▸ WHAT YOU ARE ASKED TO DO
Copy the listing below in full and skip every picture.

▸ EXCERPTED RECORDS
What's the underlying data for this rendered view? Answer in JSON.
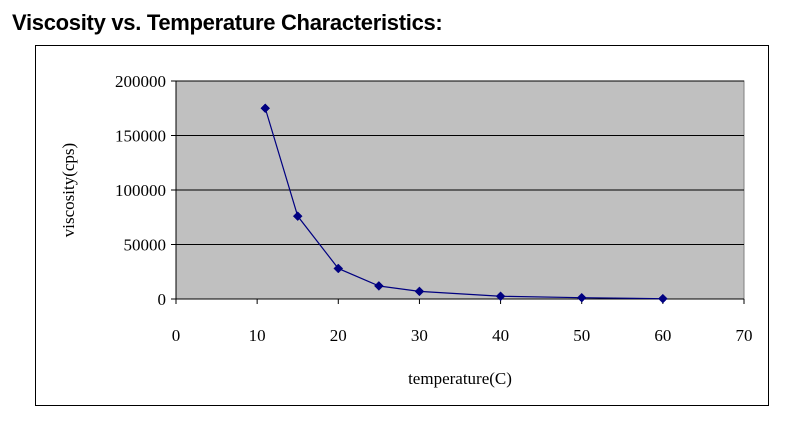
{
  "heading": "Viscosity vs. Temperature Characteristics:",
  "chart_data": {
    "type": "scatter",
    "title": "",
    "xlabel": "temperature(C)",
    "ylabel": "viscosity(cps)",
    "xlim": [
      0,
      70
    ],
    "ylim": [
      0,
      200000
    ],
    "xticks": [
      0,
      10,
      20,
      30,
      40,
      50,
      60,
      70
    ],
    "yticks": [
      0,
      50000,
      100000,
      150000,
      200000
    ],
    "xtick_labels": [
      "0",
      "10",
      "20",
      "30",
      "40",
      "50",
      "60",
      "70"
    ],
    "ytick_labels": [
      "0",
      "50000",
      "100000",
      "150000",
      "200000"
    ],
    "grid": "horizontal",
    "legend": "none",
    "markers": "diamond",
    "connected": true,
    "colors": {
      "series": "#000080",
      "plot_background": "#c0c0c0",
      "gridline": "#000000"
    },
    "series": [
      {
        "x": [
          11,
          15,
          20,
          25,
          30,
          40,
          50,
          60
        ],
        "y": [
          175000,
          76000,
          28000,
          12000,
          7000,
          2500,
          1200,
          300
        ]
      }
    ]
  }
}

▸ RESPONSE TO THIS TASK
What's the underlying data for this rendered view? Answer in JSON.
{
  "heading": "Viscosity vs. Temperature Characteristics:",
  "chart_data": {
    "type": "scatter",
    "title": "",
    "xlabel": "temperature(C)",
    "ylabel": "viscosity(cps)",
    "xlim": [
      0,
      70
    ],
    "ylim": [
      0,
      200000
    ],
    "xticks": [
      0,
      10,
      20,
      30,
      40,
      50,
      60,
      70
    ],
    "yticks": [
      0,
      50000,
      100000,
      150000,
      200000
    ],
    "xtick_labels": [
      "0",
      "10",
      "20",
      "30",
      "40",
      "50",
      "60",
      "70"
    ],
    "ytick_labels": [
      "0",
      "50000",
      "100000",
      "150000",
      "200000"
    ],
    "grid": "horizontal",
    "legend": "none",
    "markers": "diamond",
    "connected": true,
    "colors": {
      "series": "#000080",
      "plot_background": "#c0c0c0",
      "gridline": "#000000"
    },
    "series": [
      {
        "x": [
          11,
          15,
          20,
          25,
          30,
          40,
          50,
          60
        ],
        "y": [
          175000,
          76000,
          28000,
          12000,
          7000,
          2500,
          1200,
          300
        ]
      }
    ]
  }
}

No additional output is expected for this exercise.